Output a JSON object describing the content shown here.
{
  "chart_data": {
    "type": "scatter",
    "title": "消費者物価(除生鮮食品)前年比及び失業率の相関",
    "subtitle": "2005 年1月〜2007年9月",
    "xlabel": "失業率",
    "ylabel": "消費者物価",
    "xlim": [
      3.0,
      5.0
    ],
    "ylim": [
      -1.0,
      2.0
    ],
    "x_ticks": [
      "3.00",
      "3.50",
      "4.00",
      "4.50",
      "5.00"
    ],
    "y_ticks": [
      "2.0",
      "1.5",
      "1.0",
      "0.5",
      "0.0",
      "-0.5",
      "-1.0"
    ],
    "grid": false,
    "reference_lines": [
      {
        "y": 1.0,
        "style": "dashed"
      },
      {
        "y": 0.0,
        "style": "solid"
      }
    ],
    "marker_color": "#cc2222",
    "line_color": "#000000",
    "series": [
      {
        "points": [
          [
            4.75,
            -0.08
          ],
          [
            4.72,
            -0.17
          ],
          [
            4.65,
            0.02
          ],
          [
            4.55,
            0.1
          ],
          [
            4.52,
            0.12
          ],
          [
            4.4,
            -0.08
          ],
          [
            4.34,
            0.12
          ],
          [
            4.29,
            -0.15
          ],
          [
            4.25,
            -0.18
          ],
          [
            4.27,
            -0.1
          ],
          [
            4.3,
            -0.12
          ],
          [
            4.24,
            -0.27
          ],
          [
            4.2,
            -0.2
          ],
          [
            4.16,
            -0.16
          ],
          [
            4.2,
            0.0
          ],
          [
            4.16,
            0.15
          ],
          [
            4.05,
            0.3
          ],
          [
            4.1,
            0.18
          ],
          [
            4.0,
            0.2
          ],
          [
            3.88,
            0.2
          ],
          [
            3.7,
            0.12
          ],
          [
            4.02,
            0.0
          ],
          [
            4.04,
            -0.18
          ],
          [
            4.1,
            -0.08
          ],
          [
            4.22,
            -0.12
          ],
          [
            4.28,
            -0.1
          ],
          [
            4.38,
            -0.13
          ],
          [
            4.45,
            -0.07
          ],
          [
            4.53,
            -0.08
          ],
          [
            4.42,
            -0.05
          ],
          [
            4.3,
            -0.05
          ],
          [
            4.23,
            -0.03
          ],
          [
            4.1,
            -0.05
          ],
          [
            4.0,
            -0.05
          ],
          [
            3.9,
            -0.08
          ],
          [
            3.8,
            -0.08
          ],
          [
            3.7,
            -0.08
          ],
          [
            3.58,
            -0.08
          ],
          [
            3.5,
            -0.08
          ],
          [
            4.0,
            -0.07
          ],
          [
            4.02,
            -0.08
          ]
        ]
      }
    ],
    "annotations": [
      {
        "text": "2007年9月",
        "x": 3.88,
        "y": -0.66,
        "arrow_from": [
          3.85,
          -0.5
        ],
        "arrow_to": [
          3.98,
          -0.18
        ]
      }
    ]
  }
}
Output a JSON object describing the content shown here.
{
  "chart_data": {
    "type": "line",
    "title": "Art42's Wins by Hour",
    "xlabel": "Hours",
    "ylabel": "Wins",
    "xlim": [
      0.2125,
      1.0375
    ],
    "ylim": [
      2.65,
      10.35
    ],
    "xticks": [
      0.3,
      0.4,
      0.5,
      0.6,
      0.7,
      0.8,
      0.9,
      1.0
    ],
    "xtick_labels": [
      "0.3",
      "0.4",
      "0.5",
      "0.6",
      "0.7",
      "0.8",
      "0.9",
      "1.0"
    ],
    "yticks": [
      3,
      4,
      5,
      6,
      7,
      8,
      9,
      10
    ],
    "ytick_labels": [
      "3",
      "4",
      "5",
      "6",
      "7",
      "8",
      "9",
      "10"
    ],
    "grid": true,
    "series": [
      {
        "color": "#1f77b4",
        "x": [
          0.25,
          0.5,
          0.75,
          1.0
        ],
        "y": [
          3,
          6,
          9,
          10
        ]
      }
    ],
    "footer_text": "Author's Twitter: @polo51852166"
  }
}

> _PROBLEM DESCRIPTION_:
Collect the lines of the data that carry the word "Wins".

> _RESPONSE TO THIS EXERCISE_:
    "title": "Art42's Wins by Hour",
    "ylabel": "Wins",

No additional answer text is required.